Goal
Return the whole listing, keeping every character the same.

Dataset extract
★ ★ ★
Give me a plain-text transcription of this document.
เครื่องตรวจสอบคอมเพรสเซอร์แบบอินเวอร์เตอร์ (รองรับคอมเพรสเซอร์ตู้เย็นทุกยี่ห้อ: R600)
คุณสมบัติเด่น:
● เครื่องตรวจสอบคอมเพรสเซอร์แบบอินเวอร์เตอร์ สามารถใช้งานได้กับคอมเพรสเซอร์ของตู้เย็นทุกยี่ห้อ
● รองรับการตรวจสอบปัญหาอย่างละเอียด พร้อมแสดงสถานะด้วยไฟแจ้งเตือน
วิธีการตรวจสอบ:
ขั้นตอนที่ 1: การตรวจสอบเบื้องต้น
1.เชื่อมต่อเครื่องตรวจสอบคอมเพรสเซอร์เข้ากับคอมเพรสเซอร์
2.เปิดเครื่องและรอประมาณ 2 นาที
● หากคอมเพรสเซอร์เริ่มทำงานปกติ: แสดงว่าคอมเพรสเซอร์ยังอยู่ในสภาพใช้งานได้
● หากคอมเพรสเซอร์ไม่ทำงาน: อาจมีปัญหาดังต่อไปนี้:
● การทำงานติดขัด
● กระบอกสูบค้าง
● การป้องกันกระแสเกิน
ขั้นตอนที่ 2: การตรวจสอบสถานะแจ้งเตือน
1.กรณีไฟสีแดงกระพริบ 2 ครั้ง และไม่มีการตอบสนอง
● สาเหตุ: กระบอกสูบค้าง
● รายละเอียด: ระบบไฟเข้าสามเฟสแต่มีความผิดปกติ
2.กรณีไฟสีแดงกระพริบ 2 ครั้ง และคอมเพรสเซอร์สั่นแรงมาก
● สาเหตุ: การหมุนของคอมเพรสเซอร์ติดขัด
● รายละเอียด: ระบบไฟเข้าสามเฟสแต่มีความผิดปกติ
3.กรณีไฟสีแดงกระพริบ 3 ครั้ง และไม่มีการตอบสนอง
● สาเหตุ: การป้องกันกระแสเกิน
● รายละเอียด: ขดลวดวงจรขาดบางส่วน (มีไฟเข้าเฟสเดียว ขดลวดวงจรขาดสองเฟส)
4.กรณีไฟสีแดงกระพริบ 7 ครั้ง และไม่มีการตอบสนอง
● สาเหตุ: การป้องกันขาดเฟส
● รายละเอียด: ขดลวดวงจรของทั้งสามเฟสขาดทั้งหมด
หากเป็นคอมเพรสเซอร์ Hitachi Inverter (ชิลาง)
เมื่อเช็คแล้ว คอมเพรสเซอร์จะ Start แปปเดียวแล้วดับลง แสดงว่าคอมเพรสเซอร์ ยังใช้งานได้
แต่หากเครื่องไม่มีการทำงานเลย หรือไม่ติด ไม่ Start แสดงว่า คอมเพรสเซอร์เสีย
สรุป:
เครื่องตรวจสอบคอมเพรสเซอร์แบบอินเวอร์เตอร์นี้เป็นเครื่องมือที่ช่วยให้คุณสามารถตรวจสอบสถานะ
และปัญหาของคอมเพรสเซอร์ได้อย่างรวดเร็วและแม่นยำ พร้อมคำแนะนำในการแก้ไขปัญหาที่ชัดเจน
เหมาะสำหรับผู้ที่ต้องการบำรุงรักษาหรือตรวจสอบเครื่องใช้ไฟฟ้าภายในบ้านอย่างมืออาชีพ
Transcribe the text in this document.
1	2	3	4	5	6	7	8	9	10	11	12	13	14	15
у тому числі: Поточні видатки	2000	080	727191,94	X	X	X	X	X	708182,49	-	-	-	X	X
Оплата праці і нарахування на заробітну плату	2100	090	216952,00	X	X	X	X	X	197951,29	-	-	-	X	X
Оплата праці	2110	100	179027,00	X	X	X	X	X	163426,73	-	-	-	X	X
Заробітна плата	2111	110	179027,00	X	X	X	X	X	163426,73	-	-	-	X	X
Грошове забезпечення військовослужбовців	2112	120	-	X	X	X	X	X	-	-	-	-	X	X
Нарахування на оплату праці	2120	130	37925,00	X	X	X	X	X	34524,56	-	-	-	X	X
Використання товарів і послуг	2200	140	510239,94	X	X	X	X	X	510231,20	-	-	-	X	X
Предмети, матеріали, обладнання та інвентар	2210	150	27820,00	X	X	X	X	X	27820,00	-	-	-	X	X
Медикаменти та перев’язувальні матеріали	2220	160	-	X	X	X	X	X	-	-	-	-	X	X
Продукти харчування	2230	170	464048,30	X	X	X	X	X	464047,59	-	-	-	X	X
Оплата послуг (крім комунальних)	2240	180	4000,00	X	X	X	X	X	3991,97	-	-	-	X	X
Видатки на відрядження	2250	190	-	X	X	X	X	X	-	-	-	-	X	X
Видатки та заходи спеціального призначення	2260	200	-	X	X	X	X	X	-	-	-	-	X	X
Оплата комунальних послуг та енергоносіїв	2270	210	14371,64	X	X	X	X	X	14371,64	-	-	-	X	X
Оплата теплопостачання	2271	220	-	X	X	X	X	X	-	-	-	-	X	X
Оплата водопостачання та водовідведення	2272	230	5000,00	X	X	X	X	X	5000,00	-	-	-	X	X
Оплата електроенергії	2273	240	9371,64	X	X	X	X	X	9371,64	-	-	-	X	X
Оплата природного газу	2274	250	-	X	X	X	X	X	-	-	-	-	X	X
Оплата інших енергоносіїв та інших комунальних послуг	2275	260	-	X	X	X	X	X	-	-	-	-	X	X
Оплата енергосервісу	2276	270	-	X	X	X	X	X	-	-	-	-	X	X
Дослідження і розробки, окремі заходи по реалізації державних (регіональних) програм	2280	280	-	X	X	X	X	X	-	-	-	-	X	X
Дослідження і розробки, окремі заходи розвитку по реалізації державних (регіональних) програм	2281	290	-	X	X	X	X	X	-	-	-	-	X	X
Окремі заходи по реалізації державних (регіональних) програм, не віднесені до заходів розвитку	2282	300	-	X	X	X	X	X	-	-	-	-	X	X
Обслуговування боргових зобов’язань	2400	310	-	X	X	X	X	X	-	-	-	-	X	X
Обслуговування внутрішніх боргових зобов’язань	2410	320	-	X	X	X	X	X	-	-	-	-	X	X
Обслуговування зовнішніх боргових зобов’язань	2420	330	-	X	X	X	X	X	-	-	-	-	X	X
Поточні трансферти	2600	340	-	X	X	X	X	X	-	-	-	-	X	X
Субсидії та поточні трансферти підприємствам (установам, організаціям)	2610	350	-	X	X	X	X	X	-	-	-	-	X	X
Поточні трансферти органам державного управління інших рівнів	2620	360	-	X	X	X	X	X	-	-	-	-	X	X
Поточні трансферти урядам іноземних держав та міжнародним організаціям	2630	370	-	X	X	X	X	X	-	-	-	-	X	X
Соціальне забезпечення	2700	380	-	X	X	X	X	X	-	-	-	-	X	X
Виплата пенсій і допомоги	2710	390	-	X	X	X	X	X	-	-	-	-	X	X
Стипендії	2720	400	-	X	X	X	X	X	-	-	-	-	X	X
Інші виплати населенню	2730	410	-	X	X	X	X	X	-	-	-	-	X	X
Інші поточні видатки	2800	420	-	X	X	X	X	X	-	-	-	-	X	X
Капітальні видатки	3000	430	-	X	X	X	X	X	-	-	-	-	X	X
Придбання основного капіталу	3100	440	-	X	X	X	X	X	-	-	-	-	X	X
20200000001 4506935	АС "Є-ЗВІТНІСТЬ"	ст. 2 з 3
★ ★ ★
Output below
Give me a plain-text transcription of this document.
เครื่องตรวจสอบคอมเพรสเซอร์แบบอินเวอร์เตอร์ (รองรับคอมเพรสเซอร์ตู้เย็นทุกยี่ห้อ: R600)
คุณสมบัติเด่น:
● เครื่องตรวจสอบคอมเพรสเซอร์แบบอินเวอร์เตอร์ สามารถใช้งานได้กับคอมเพรสเซอร์ของตู้เย็นทุกยี่ห้อ
● รองรับการตรวจสอบปัญหาอย่างละเอียด พร้อมแสดงสถานะด้วยไฟแจ้งเตือน
วิธีการตรวจสอบ:
ขั้นตอนที่ 1: การตรวจสอบเบื้องต้น
1.เชื่อมต่อเครื่องตรวจสอบคอมเพรสเซอร์เข้ากับคอมเพรสเซอร์
2.เปิดเครื่องและรอประมาณ 2 นาที
● หากคอมเพรสเซอร์เริ่มทำงานปกติ: แสดงว่าคอมเพรสเซอร์ยังอยู่ในสภาพใช้งานได้
● หากคอมเพรสเซอร์ไม่ทำงาน: อาจมีปัญหาดังต่อไปนี้:
● การทำงานติดขัด
● กระบอกสูบค้าง
● การป้องกันกระแสเกิน
ขั้นตอนที่ 2: การตรวจสอบสถานะแจ้งเตือน
1.กรณีไฟสีแดงกระพริบ 2 ครั้ง และไม่มีการตอบสนอง
● สาเหตุ: กระบอกสูบค้าง
● รายละเอียด: ระบบไฟเข้าสามเฟสแต่มีความผิดปกติ
2.กรณีไฟสีแดงกระพริบ 2 ครั้ง และคอมเพรสเซอร์สั่นแรงมาก
● สาเหตุ: การหมุนของคอมเพรสเซอร์ติดขัด
● รายละเอียด: ระบบไฟเข้าสามเฟสแต่มีความผิดปกติ
3.กรณีไฟสีแดงกระพริบ 3 ครั้ง และไม่มีการตอบสนอง
● สาเหตุ: การป้องกันกระแสเกิน
● รายละเอียด: ขดลวดวงจรขาดบางส่วน (มีไฟเข้าเฟสเดียว ขดลวดวงจรขาดสองเฟส)
4.กรณีไฟสีแดงกระพริบ 7 ครั้ง และไม่มีการตอบสนอง
● สาเหตุ: การป้องกันขาดเฟส
● รายละเอียด: ขดลวดวงจรของทั้งสามเฟสขาดทั้งหมด
หากเป็นคอมเพรสเซอร์ Hitachi Inverter (ชิลาง)
เมื่อเช็คแล้ว คอมเพรสเซอร์จะ Start แปปเดียวแล้วดับลง แสดงว่าคอมเพรสเซอร์ ยังใช้งานได้
แต่หากเครื่องไม่มีการทำงานเลย หรือไม่ติด ไม่ Start แสดงว่า คอมเพรสเซอร์เสีย
สรุป:
เครื่องตรวจสอบคอมเพรสเซอร์แบบอินเวอร์เตอร์นี้เป็นเครื่องมือที่ช่วยให้คุณสามารถตรวจสอบสถานะ
และปัญหาของคอมเพรสเซอร์ได้อย่างรวดเร็วและแม่นยำ พร้อมคำแนะนำในการแก้ไขปัญหาที่ชัดเจน
เหมาะสำหรับผู้ที่ต้องการบำรุงรักษาหรือตรวจสอบเครื่องใช้ไฟฟ้าภายในบ้านอย่างมืออาชีพ
Transcribe the text in this document.
1	2	3	4	5	6	7	8	9	10	11	12	13	14	15
у тому числі: Поточні видатки	2000	080	727191,94	X	X	X	X	X	708182,49	-	-	-	X	X
Оплата праці і нарахування на заробітну плату	2100	090	216952,00	X	X	X	X	X	197951,29	-	-	-	X	X
Оплата праці	2110	100	179027,00	X	X	X	X	X	163426,73	-	-	-	X	X
Заробітна плата	2111	110	179027,00	X	X	X	X	X	163426,73	-	-	-	X	X
Грошове забезпечення військовослужбовців	2112	120	-	X	X	X	X	X	-	-	-	-	X	X
Нарахування на оплату праці	2120	130	37925,00	X	X	X	X	X	34524,56	-	-	-	X	X
Використання товарів і послуг	2200	140	510239,94	X	X	X	X	X	510231,20	-	-	-	X	X
Предмети, матеріали, обладнання та інвентар	2210	150	27820,00	X	X	X	X	X	27820,00	-	-	-	X	X
Медикаменти та перев’язувальні матеріали	2220	160	-	X	X	X	X	X	-	-	-	-	X	X
Продукти харчування	2230	170	464048,30	X	X	X	X	X	464047,59	-	-	-	X	X
Оплата послуг (крім комунальних)	2240	180	4000,00	X	X	X	X	X	3991,97	-	-	-	X	X
Видатки на відрядження	2250	190	-	X	X	X	X	X	-	-	-	-	X	X
Видатки та заходи спеціального призначення	2260	200	-	X	X	X	X	X	-	-	-	-	X	X
Оплата комунальних послуг та енергоносіїв	2270	210	14371,64	X	X	X	X	X	14371,64	-	-	-	X	X
Оплата теплопостачання	2271	220	-	X	X	X	X	X	-	-	-	-	X	X
Оплата водопостачання та водовідведення	2272	230	5000,00	X	X	X	X	X	5000,00	-	-	-	X	X
Оплата електроенергії	2273	240	9371,64	X	X	X	X	X	9371,64	-	-	-	X	X
Оплата природного газу	2274	250	-	X	X	X	X	X	-	-	-	-	X	X
Оплата інших енергоносіїв та інших комунальних послуг	2275	260	-	X	X	X	X	X	-	-	-	-	X	X
Оплата енергосервісу	2276	270	-	X	X	X	X	X	-	-	-	-	X	X
Дослідження і розробки, окремі заходи по реалізації державних (регіональних) програм	2280	280	-	X	X	X	X	X	-	-	-	-	X	X
Дослідження і розробки, окремі заходи розвитку по реалізації державних (регіональних) програм	2281	290	-	X	X	X	X	X	-	-	-	-	X	X
Окремі заходи по реалізації державних (регіональних) програм, не віднесені до заходів розвитку	2282	300	-	X	X	X	X	X	-	-	-	-	X	X
Обслуговування боргових зобов’язань	2400	310	-	X	X	X	X	X	-	-	-	-	X	X
Обслуговування внутрішніх боргових зобов’язань	2410	320	-	X	X	X	X	X	-	-	-	-	X	X
Обслуговування зовнішніх боргових зобов’язань	2420	330	-	X	X	X	X	X	-	-	-	-	X	X
Поточні трансферти	2600	340	-	X	X	X	X	X	-	-	-	-	X	X
Субсидії та поточні трансферти підприємствам (установам, організаціям)	2610	350	-	X	X	X	X	X	-	-	-	-	X	X
Поточні трансферти органам державного управління інших рівнів	2620	360	-	X	X	X	X	X	-	-	-	-	X	X
Поточні трансферти урядам іноземних держав та міжнародним організаціям	2630	370	-	X	X	X	X	X	-	-	-	-	X	X
Соціальне забезпечення	2700	380	-	X	X	X	X	X	-	-	-	-	X	X
Виплата пенсій і допомоги	2710	390	-	X	X	X	X	X	-	-	-	-	X	X
Стипендії	2720	400	-	X	X	X	X	X	-	-	-	-	X	X
Інші виплати населенню	2730	410	-	X	X	X	X	X	-	-	-	-	X	X
Інші поточні видатки	2800	420	-	X	X	X	X	X	-	-	-	-	X	X
Капітальні видатки	3000	430	-	X	X	X	X	X	-	-	-	-	X	X
Придбання основного капіталу	3100	440	-	X	X	X	X	X	-	-	-	-	X	X
20200000001 4506935	АС "Є-ЗВІТНІСТЬ"	ст. 2 з 3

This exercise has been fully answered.